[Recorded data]
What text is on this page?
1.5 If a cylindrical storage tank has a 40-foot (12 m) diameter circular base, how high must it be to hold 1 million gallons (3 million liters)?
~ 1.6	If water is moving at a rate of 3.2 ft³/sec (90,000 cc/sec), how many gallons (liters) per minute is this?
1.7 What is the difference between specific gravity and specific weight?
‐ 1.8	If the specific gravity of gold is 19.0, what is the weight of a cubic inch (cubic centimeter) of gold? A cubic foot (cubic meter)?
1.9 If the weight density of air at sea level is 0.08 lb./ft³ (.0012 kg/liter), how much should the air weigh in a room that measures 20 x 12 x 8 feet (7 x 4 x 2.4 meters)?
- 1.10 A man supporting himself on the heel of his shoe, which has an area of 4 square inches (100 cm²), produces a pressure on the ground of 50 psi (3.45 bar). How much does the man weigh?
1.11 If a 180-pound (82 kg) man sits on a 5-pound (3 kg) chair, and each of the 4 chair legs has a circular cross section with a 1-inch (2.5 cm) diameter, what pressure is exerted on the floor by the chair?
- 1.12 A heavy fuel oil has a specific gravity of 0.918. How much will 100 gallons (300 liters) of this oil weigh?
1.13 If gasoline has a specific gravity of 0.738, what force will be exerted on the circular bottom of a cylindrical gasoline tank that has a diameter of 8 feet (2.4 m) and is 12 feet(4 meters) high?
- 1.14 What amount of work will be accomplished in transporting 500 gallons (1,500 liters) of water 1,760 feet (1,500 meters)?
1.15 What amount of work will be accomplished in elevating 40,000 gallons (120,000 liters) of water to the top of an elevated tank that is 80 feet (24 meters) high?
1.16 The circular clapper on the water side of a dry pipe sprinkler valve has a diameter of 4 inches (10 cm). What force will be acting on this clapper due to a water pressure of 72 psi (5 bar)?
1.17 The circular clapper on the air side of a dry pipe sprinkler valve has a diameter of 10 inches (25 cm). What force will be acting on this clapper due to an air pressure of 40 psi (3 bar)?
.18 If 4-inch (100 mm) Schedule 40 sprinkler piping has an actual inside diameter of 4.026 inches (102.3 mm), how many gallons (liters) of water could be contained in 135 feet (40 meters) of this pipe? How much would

## [Exercise objective]
Write out every entry word for word.

## [Response to this exercise]
What text is on this page?
1.5 If a cylindrical storage tank has a 40-foot (12 m) diameter circular base, how high must it be to hold 1 million gallons (3 million liters)?
~ 1.6	If water is moving at a rate of 3.2 ft³/sec (90,000 cc/sec), how many gallons (liters) per minute is this?
1.7 What is the difference between specific gravity and specific weight?
‐ 1.8	If the specific gravity of gold is 19.0, what is the weight of a cubic inch (cubic centimeter) of gold? A cubic foot (cubic meter)?
1.9 If the weight density of air at sea level is 0.08 lb./ft³ (.0012 kg/liter), how much should the air weigh in a room that measures 20 x 12 x 8 feet (7 x 4 x 2.4 meters)?
- 1.10 A man supporting himself on the heel of his shoe, which has an area of 4 square inches (100 cm²), produces a pressure on the ground of 50 psi (3.45 bar). How much does the man weigh?
1.11 If a 180-pound (82 kg) man sits on a 5-pound (3 kg) chair, and each of the 4 chair legs has a circular cross section with a 1-inch (2.5 cm) diameter, what pressure is exerted on the floor by the chair?
- 1.12 A heavy fuel oil has a specific gravity of 0.918. How much will 100 gallons (300 liters) of this oil weigh?
1.13 If gasoline has a specific gravity of 0.738, what force will be exerted on the circular bottom of a cylindrical gasoline tank that has a diameter of 8 feet (2.4 m) and is 12 feet(4 meters) high?
- 1.14 What amount of work will be accomplished in transporting 500 gallons (1,500 liters) of water 1,760 feet (1,500 meters)?
1.15 What amount of work will be accomplished in elevating 40,000 gallons (120,000 liters) of water to the top of an elevated tank that is 80 feet (24 meters) high?
1.16 The circular clapper on the water side of a dry pipe sprinkler valve has a diameter of 4 inches (10 cm). What force will be acting on this clapper due to a water pressure of 72 psi (5 bar)?
1.17 The circular clapper on the air side of a dry pipe sprinkler valve has a diameter of 10 inches (25 cm). What force will be acting on this clapper due to an air pressure of 40 psi (3 bar)?
.18 If 4-inch (100 mm) Schedule 40 sprinkler piping has an actual inside diameter of 4.026 inches (102.3 mm), how many gallons (liters) of water could be contained in 135 feet (40 meters) of this pipe? How much would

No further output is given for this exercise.